Jum,at 17 Agustus 1945 Soekarno memproklamasikan
kemerdekaan Indonesia di Pegangsaan Timur, Jakarta. Kini waktu kemerdekaan itu telah berlalu
hingga 78 tahun, sebuah usia yang sangat dewasa. Dewasa untuk ukuran umur
manusia, dewasa juga untuk ukuran sebuah
bangsa.
Kemerdekaan yang diproklamirkan Soekarno itu ternyata
tidak berjalan mudah. Baru saja dia membentuk pemerintahan, sekutu dengan bala
tentaranya masuk ke Indonesia, tujuannya untuk melucuti Jepang, pada kenyataan
mereka menggandeng NICA, tentara Belanda untuk melanjutkan kembali Imperialismenya.
Jakarta dikuasai oleh tentara
sekutu, Pemerintahan Soekarno terpaksa mengungsi ke Yogyakarta. Kemudian
Yogyakarta juga dikuasai oleh Belanda. Soekarno ditangkap dan diasingkan, sementara
pemerintahan dilanjutkan oleh Perdana Menteri Syafruddin Prawiranegara secara
bergerilya.
Dibawah kekuasaan Belanda itu, Jenderal
Soedirman selaku Panglima Tentara Keamanan Rakyat (TKR) melanjutkan perjuangan
dengan bergerilya. Pertempuran pecah di Bandung, Surabaya, Bekasi dan berbagai
tempat lainnya.
Konflik Sosial Aceh.

> Materi yang Diberikan
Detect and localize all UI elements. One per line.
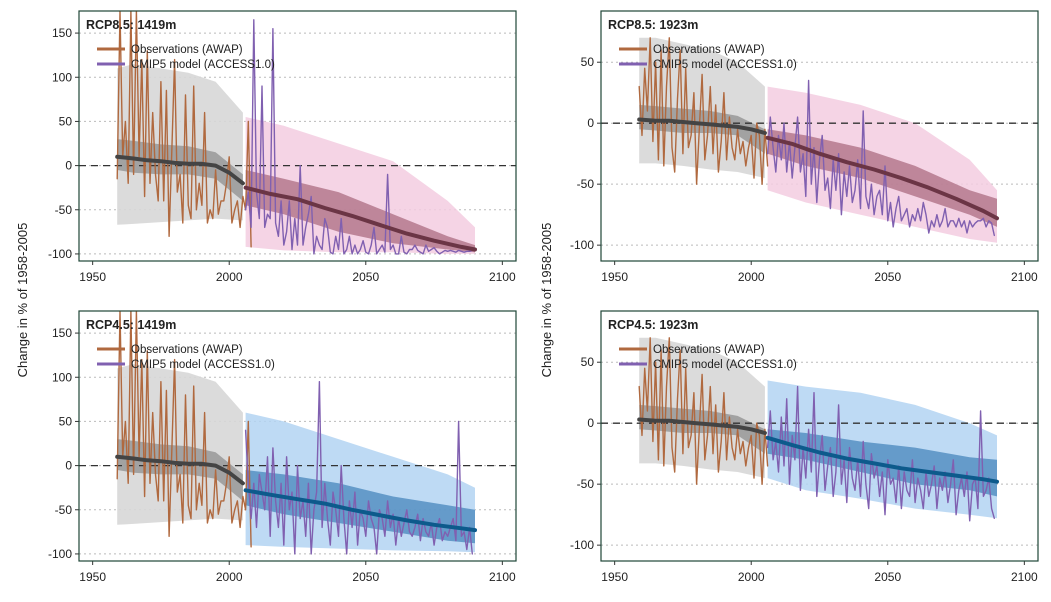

> Yang Harus Dikerjakan
Menurut teks tentang proklamasi kemerdekaan, ke kota mana pemerintahan Soekarno terpaksa mengungsi setelah Jakarta dikuasai tentara sekutu? Data tersebut tidak berperan apa pun di sini.

> Hasil Tugas
Ke Yogyakarta.